§ Stated task:
Repeat the material exactly, every line of it.

━━━━━ Supplied entries ━━━━━

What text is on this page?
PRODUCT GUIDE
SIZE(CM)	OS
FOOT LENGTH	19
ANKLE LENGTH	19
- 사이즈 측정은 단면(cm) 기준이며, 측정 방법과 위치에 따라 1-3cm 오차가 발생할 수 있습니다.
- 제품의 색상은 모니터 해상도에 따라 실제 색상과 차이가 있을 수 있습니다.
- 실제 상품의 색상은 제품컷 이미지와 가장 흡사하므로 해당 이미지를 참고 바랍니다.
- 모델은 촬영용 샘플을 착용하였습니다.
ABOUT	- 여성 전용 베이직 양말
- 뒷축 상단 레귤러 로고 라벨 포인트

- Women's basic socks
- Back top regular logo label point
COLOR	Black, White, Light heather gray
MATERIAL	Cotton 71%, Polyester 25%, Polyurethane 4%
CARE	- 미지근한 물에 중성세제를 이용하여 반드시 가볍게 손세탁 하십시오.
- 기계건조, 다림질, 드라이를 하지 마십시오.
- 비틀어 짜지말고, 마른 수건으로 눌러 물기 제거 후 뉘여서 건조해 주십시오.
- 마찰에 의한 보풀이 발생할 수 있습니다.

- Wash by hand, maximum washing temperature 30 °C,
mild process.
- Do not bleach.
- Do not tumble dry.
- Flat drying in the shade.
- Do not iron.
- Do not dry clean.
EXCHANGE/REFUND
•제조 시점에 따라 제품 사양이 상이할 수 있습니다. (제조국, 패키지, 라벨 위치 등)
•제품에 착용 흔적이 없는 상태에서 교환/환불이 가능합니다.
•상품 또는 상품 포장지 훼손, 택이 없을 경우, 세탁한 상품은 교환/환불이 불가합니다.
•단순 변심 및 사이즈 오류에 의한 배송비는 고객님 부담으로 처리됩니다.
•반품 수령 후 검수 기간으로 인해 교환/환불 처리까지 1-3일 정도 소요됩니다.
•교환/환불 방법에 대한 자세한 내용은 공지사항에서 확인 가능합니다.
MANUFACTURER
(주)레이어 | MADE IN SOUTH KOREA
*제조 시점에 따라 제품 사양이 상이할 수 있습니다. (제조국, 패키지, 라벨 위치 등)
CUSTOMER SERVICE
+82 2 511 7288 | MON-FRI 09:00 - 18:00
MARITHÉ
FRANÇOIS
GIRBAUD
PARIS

━━━━━

§ Full response:
What text is on this page?
PRODUCT GUIDE
SIZE(CM)	OS
FOOT LENGTH	19
ANKLE LENGTH	19
- 사이즈 측정은 단면(cm) 기준이며, 측정 방법과 위치에 따라 1-3cm 오차가 발생할 수 있습니다.
- 제품의 색상은 모니터 해상도에 따라 실제 색상과 차이가 있을 수 있습니다.
- 실제 상품의 색상은 제품컷 이미지와 가장 흡사하므로 해당 이미지를 참고 바랍니다.
- 모델은 촬영용 샘플을 착용하였습니다.
ABOUT	- 여성 전용 베이직 양말
- 뒷축 상단 레귤러 로고 라벨 포인트

- Women's basic socks
- Back top regular logo label point
COLOR	Black, White, Light heather gray
MATERIAL	Cotton 71%, Polyester 25%, Polyurethane 4%
CARE	- 미지근한 물에 중성세제를 이용하여 반드시 가볍게 손세탁 하십시오.
- 기계건조, 다림질, 드라이를 하지 마십시오.
- 비틀어 짜지말고, 마른 수건으로 눌러 물기 제거 후 뉘여서 건조해 주십시오.
- 마찰에 의한 보풀이 발생할 수 있습니다.

- Wash by hand, maximum washing temperature 30 °C,
mild process.
- Do not bleach.
- Do not tumble dry.
- Flat drying in the shade.
- Do not iron.
- Do not dry clean.
EXCHANGE/REFUND
•제조 시점에 따라 제품 사양이 상이할 수 있습니다. (제조국, 패키지, 라벨 위치 등)
•제품에 착용 흔적이 없는 상태에서 교환/환불이 가능합니다.
•상품 또는 상품 포장지 훼손, 택이 없을 경우, 세탁한 상품은 교환/환불이 불가합니다.
•단순 변심 및 사이즈 오류에 의한 배송비는 고객님 부담으로 처리됩니다.
•반품 수령 후 검수 기간으로 인해 교환/환불 처리까지 1-3일 정도 소요됩니다.
•교환/환불 방법에 대한 자세한 내용은 공지사항에서 확인 가능합니다.
MANUFACTURER
(주)레이어 | MADE IN SOUTH KOREA
*제조 시점에 따라 제품 사양이 상이할 수 있습니다. (제조국, 패키지, 라벨 위치 등)
CUSTOMER SERVICE
+82 2 511 7288 | MON-FRI 09:00 - 18:00
MARITHÉ
FRANÇOIS
GIRBAUD
PARIS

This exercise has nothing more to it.